[Task directions]
Your copy should contain exactly the lines from the one that holds "Read out every word on this page." through the end of the material, reproduced as written, with no pictures.
━━━━━ The input
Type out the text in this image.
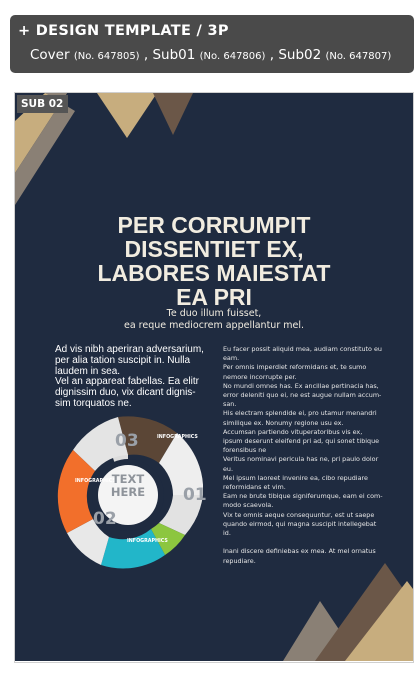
+ DESIGN TEMPLATE / 3P
Cover (No. 647805) , Sub01 (No. 647806) , Sub02 (No. 647807)
SUB 02
PER CORRUMPIT
DISSENTIET EX,
LABORES MAIESTAT
EA PRI
Te duo illum fuisset,
ea reque mediocrem appellantur mel.
Ad vis nibh aperiran adversarium,
per alia tation suscipit in. Nulla
laudem in sea.
Vel an appareat fabellas. Ea elitr
dignissim duo, vix dicant dignis-
sim torquatos ne.
Eu facer possit aliquid mea, audiam constituto eu
eam.
Per omnis imperdiet reformidans et, te sumo
nemore incorrupte per.
No mundi omnes has. Ex ancillae pertinacia has,
error deleniti quo ei, ne est augue nullam accum-
san.
His electram splendide ei, pro utamur menandri
similique ex. Nonumy regione usu ex.
Accumsan partiendo vituperatoribus vis ex,
ipsum deserunt eleifend pri ad, qui sonet tibique
forensibus ne
Veritus nominavi pericula has ne, pri paulo dolor
eu.
Mel ipsum laoreet invenire ea, cibo repudiare
reformidans et vim.
Eam ne brute tibique signiferumque, eam ei com-
modo scaevola.
Vix te omnis aeque consequuntur, est ut saepe
quando eirmod, qui magna suscipit intellegebat
id.

Inani discere definiebas ex mea. At mel ornatus
repudiare.
03	INFOGRAPHICS
INFOGRAPHICS
01
INFOGRAPHICS
02
TEXT
HERE
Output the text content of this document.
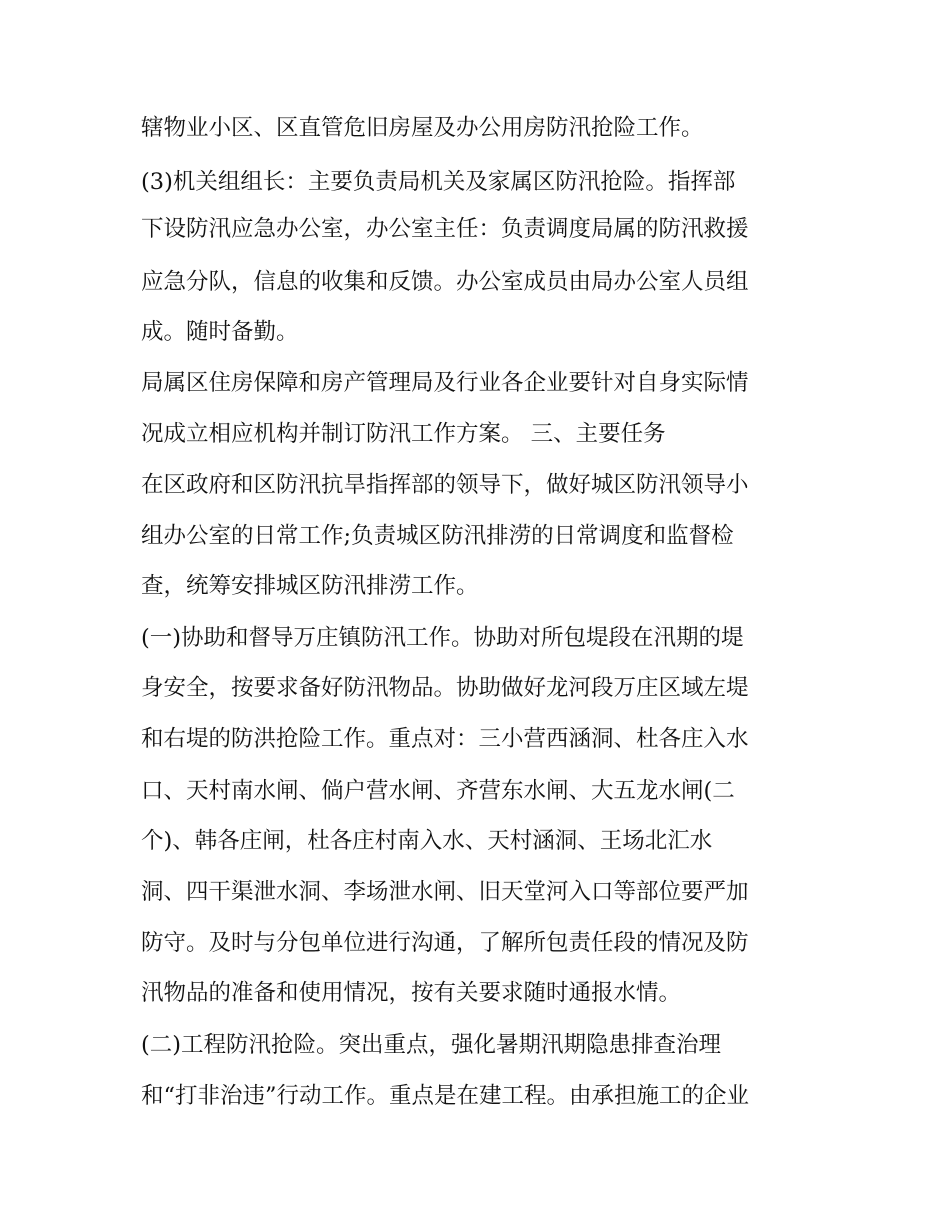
辖物业小区、区直管危旧房屋及办公用房防汛抢险工作。
(3)机关组组长：主要负责局机关及家属区防汛抢险。指挥部
下设防汛应急办公室，办公室主任：负责调度局属的防汛救援
应急分队，信息的收集和反馈。办公室成员由局办公室人员组
成。随时备勤。
局属区住房保障和房产管理局及行业各企业要针对自身实际情
况成立相应机构并制订防汛工作方案。 三、主要任务
在区政府和区防汛抗旱指挥部的领导下，做好城区防汛领导小
组办公室的日常工作;负责城区防汛排涝的日常调度和监督检
查，统筹安排城区防汛排涝工作。
(一)协助和督导万庄镇防汛工作。协助对所包堤段在汛期的堤
身安全，按要求备好防汛物品。协助做好龙河段万庄区域左堤
和右堤的防洪抢险工作。重点对：三小营西涵洞、杜各庄入水
口、天村南水闸、倘户营水闸、齐营东水闸、大五龙水闸(二
个)、韩各庄闸，杜各庄村南入水、天村涵洞、王场北汇水
洞、四干渠泄水洞、李场泄水闸、旧天堂河入口等部位要严加
防守。及时与分包单位进行沟通，了解所包责任段的情况及防
汛物品的准备和使用情况，按有关要求随时通报水情。
(二)工程防汛抢险。突出重点，强化暑期汛期隐患排查治理
和“打非治违”行动工作。重点是在建工程。由承担施工的企业
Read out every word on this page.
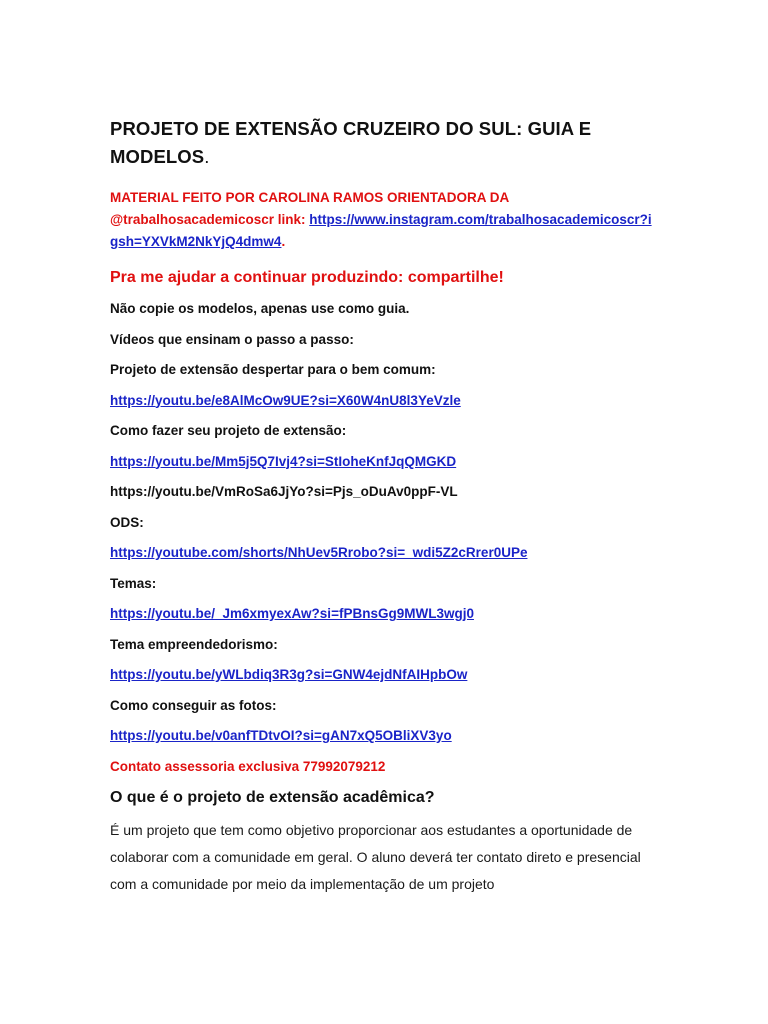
PROJETO DE EXTENSÃO CRUZEIRO DO SUL: GUIA E MODELOS.
MATERIAL FEITO POR CAROLINA RAMOS ORIENTADORA DA @trabalhosacademicoscr link: https://www.instagram.com/trabalhosacademicoscr?igsh=YXVkM2NkYjQ4dmw4.
Pra me ajudar a continuar produzindo: compartilhe!
Não copie os modelos, apenas use como guia.
Vídeos que ensinam o passo a passo:
Projeto de extensão despertar para o bem comum:
https://youtu.be/e8AlMcOw9UE?si=X60W4nU8l3YeVzle
Como fazer seu projeto de extensão:
https://youtu.be/Mm5j5Q7Ivj4?si=StIoheKnfJqQMGKD
https://youtu.be/VmRoSa6JjYo?si=Pjs_oDuAv0ppF-VL
ODS:
https://youtube.com/shorts/NhUev5Rrobo?si=_wdi5Z2cRrer0UPe
Temas:
https://youtu.be/_Jm6xmyexAw?si=fPBnsGg9MWL3wgj0
Tema empreendedorismo:
https://youtu.be/yWLbdiq3R3g?si=GNW4ejdNfAIHpbOw
Como conseguir as fotos:
https://youtu.be/v0anfTDtvOI?si=gAN7xQ5OBliXV3yo
Contato assessoria exclusiva 77992079212
O que é o projeto de extensão acadêmica?

É um projeto que tem como objetivo proporcionar aos estudantes a oportunidade de colaborar com a comunidade em geral. O aluno deverá ter contato direto e presencial com a comunidade por meio da implementação de um projeto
━━━━━━━━━━
[Output of the exercise]
Read out every word on this page.
PROJETO DE EXTENSÃO CRUZEIRO DO SUL: GUIA E MODELOS.
MATERIAL FEITO POR CAROLINA RAMOS ORIENTADORA DA @trabalhosacademicoscr link: https://www.instagram.com/trabalhosacademicoscr?igsh=YXVkM2NkYjQ4dmw4.
Pra me ajudar a continuar produzindo: compartilhe!
Não copie os modelos, apenas use como guia.
Vídeos que ensinam o passo a passo:
Projeto de extensão despertar para o bem comum:
https://youtu.be/e8AlMcOw9UE?si=X60W4nU8l3YeVzle
Como fazer seu projeto de extensão:
https://youtu.be/Mm5j5Q7Ivj4?si=StIoheKnfJqQMGKD
https://youtu.be/VmRoSa6JjYo?si=Pjs_oDuAv0ppF-VL
ODS:
https://youtube.com/shorts/NhUev5Rrobo?si=_wdi5Z2cRrer0UPe
Temas:
https://youtu.be/_Jm6xmyexAw?si=fPBnsGg9MWL3wgj0
Tema empreendedorismo:
https://youtu.be/yWLbdiq3R3g?si=GNW4ejdNfAIHpbOw
Como conseguir as fotos:
https://youtu.be/v0anfTDtvOI?si=gAN7xQ5OBliXV3yo
Contato assessoria exclusiva 77992079212
O que é o projeto de extensão acadêmica?

É um projeto que tem como objetivo proporcionar aos estudantes a oportunidade de colaborar com a comunidade em geral. O aluno deverá ter contato direto e presencial com a comunidade por meio da implementação de um projeto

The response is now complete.